TASK OBJECTIVE:
Each entry below is to be written out exactly, and the pictures are to be left out.

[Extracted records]
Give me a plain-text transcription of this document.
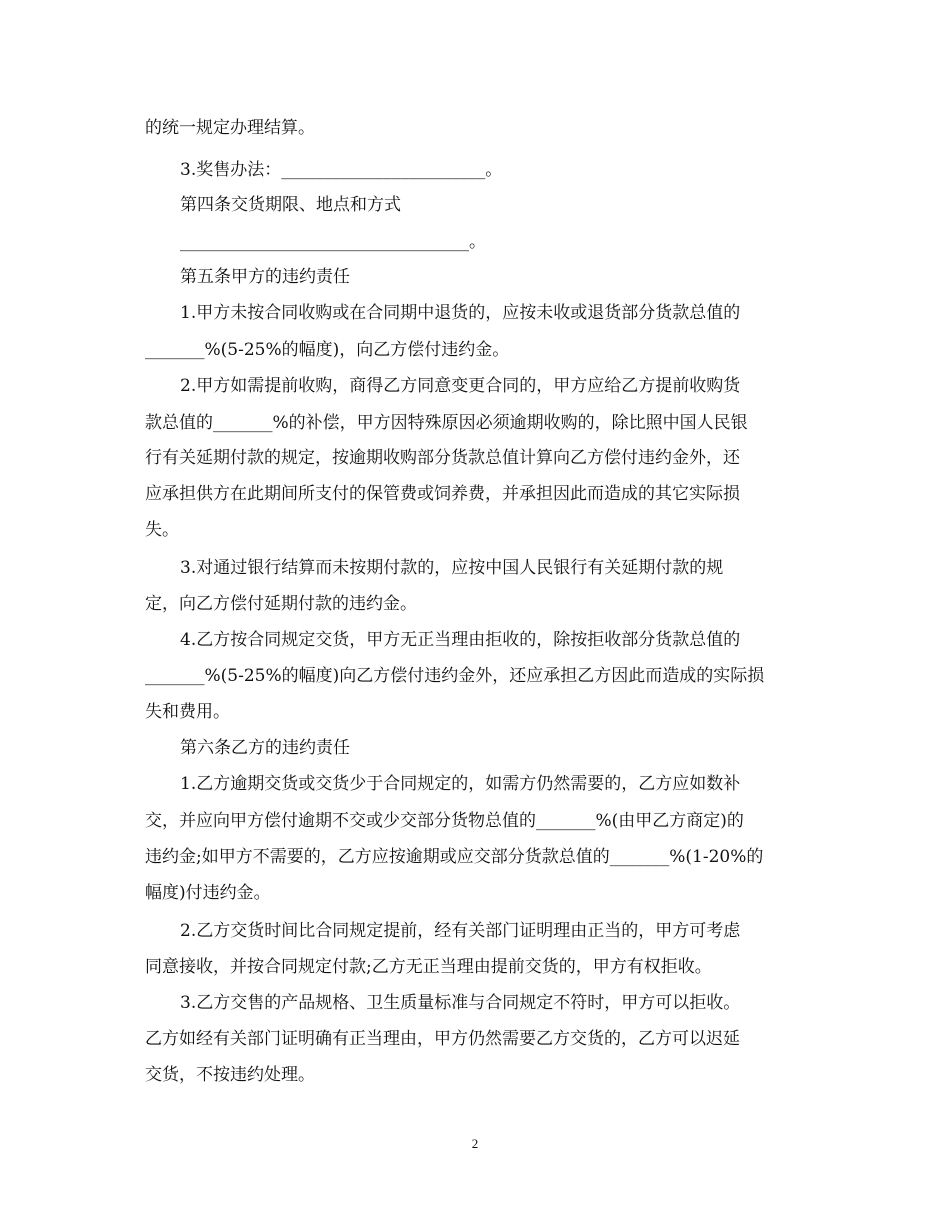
的统一规定办理结算。
3.奖售办法：________________________。
第四条交货期限、地点和方式
__________________________________。
第五条甲方的违约责任
1.甲方未按合同收购或在合同期中退货的，应按未收或退货部分货款总值的
_______%(5-25%的幅度)，向乙方偿付违约金。
2.甲方如需提前收购，商得乙方同意变更合同的，甲方应给乙方提前收购货
款总值的_______%的补偿，甲方因特殊原因必须逾期收购的，除比照中国人民银
行有关延期付款的规定，按逾期收购部分货款总值计算向乙方偿付违约金外，还
应承担供方在此期间所支付的保管费或饲养费，并承担因此而造成的其它实际损
失。
3.对通过银行结算而未按期付款的，应按中国人民银行有关延期付款的规
定，向乙方偿付延期付款的违约金。
4.乙方按合同规定交货，甲方无正当理由拒收的，除按拒收部分货款总值的
_______%(5-25%的幅度)向乙方偿付违约金外，还应承担乙方因此而造成的实际损
失和费用。
第六条乙方的违约责任
1.乙方逾期交货或交货少于合同规定的，如需方仍然需要的，乙方应如数补
交，并应向甲方偿付逾期不交或少交部分货物总值的_______%(由甲乙方商定)的
违约金;如甲方不需要的，乙方应按逾期或应交部分货款总值的_______%(1-20%的
幅度)付违约金。
2.乙方交货时间比合同规定提前，经有关部门证明理由正当的，甲方可考虑
同意接收，并按合同规定付款;乙方无正当理由提前交货的，甲方有权拒收。
3.乙方交售的产品规格、卫生质量标准与合同规定不符时，甲方可以拒收。
乙方如经有关部门证明确有正当理由，甲方仍然需要乙方交货的，乙方可以迟延
交货，不按违约处理。
2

SOLVED PROBLEM:
Give me a plain-text transcription of this document.
的统一规定办理结算。
3.奖售办法：________________________。
第四条交货期限、地点和方式
__________________________________。
第五条甲方的违约责任
1.甲方未按合同收购或在合同期中退货的，应按未收或退货部分货款总值的
_______%(5-25%的幅度)，向乙方偿付违约金。
2.甲方如需提前收购，商得乙方同意变更合同的，甲方应给乙方提前收购货
款总值的_______%的补偿，甲方因特殊原因必须逾期收购的，除比照中国人民银
行有关延期付款的规定，按逾期收购部分货款总值计算向乙方偿付违约金外，还
应承担供方在此期间所支付的保管费或饲养费，并承担因此而造成的其它实际损
失。
3.对通过银行结算而未按期付款的，应按中国人民银行有关延期付款的规
定，向乙方偿付延期付款的违约金。
4.乙方按合同规定交货，甲方无正当理由拒收的，除按拒收部分货款总值的
_______%(5-25%的幅度)向乙方偿付违约金外，还应承担乙方因此而造成的实际损
失和费用。
第六条乙方的违约责任
1.乙方逾期交货或交货少于合同规定的，如需方仍然需要的，乙方应如数补
交，并应向甲方偿付逾期不交或少交部分货物总值的_______%(由甲乙方商定)的
违约金;如甲方不需要的，乙方应按逾期或应交部分货款总值的_______%(1-20%的
幅度)付违约金。
2.乙方交货时间比合同规定提前，经有关部门证明理由正当的，甲方可考虑
同意接收，并按合同规定付款;乙方无正当理由提前交货的，甲方有权拒收。
3.乙方交售的产品规格、卫生质量标准与合同规定不符时，甲方可以拒收。
乙方如经有关部门证明确有正当理由，甲方仍然需要乙方交货的，乙方可以迟延
交货，不按违约处理。
2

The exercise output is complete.